(Stored data)
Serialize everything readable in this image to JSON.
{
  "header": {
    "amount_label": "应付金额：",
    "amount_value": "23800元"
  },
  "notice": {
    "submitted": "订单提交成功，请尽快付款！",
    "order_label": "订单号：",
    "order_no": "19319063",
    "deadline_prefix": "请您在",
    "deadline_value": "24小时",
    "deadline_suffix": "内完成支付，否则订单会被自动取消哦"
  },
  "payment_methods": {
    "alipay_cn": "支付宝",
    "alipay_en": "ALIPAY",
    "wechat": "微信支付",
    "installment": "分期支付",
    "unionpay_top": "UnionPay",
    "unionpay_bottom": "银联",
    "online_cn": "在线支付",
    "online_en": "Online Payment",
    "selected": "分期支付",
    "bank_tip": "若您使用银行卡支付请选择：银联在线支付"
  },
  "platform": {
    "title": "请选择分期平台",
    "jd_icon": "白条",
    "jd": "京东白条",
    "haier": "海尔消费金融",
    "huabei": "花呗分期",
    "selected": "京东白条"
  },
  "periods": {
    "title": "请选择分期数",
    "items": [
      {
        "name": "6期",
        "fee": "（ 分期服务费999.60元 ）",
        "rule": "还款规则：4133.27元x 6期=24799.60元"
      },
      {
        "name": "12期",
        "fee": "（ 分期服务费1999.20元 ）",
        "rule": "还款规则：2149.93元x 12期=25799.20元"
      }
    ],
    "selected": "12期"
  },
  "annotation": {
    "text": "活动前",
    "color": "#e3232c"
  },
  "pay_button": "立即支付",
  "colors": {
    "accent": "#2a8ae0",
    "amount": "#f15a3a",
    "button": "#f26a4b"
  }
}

■ SHORT PROBLEM ■
Would you restate each of the entries word for word?

■ OUTPUT FOR THIS EXERCISE ■
Serialize everything readable in this image to JSON.
{
  "header": {
    "amount_label": "应付金额：",
    "amount_value": "23800元"
  },
  "notice": {
    "submitted": "订单提交成功，请尽快付款！",
    "order_label": "订单号：",
    "order_no": "19319063",
    "deadline_prefix": "请您在",
    "deadline_value": "24小时",
    "deadline_suffix": "内完成支付，否则订单会被自动取消哦"
  },
  "payment_methods": {
    "alipay_cn": "支付宝",
    "alipay_en": "ALIPAY",
    "wechat": "微信支付",
    "installment": "分期支付",
    "unionpay_top": "UnionPay",
    "unionpay_bottom": "银联",
    "online_cn": "在线支付",
    "online_en": "Online Payment",
    "selected": "分期支付",
    "bank_tip": "若您使用银行卡支付请选择：银联在线支付"
  },
  "platform": {
    "title": "请选择分期平台",
    "jd_icon": "白条",
    "jd": "京东白条",
    "haier": "海尔消费金融",
    "huabei": "花呗分期",
    "selected": "京东白条"
  },
  "periods": {
    "title": "请选择分期数",
    "items": [
      {
        "name": "6期",
        "fee": "（ 分期服务费999.60元 ）",
        "rule": "还款规则：4133.27元x 6期=24799.60元"
      },
      {
        "name": "12期",
        "fee": "（ 分期服务费1999.20元 ）",
        "rule": "还款规则：2149.93元x 12期=25799.20元"
      }
    ],
    "selected": "12期"
  },
  "annotation": {
    "text": "活动前",
    "color": "#e3232c"
  },
  "pay_button": "立即支付",
  "colors": {
    "accent": "#2a8ae0",
    "amount": "#f15a3a",
    "button": "#f26a4b"
  }
}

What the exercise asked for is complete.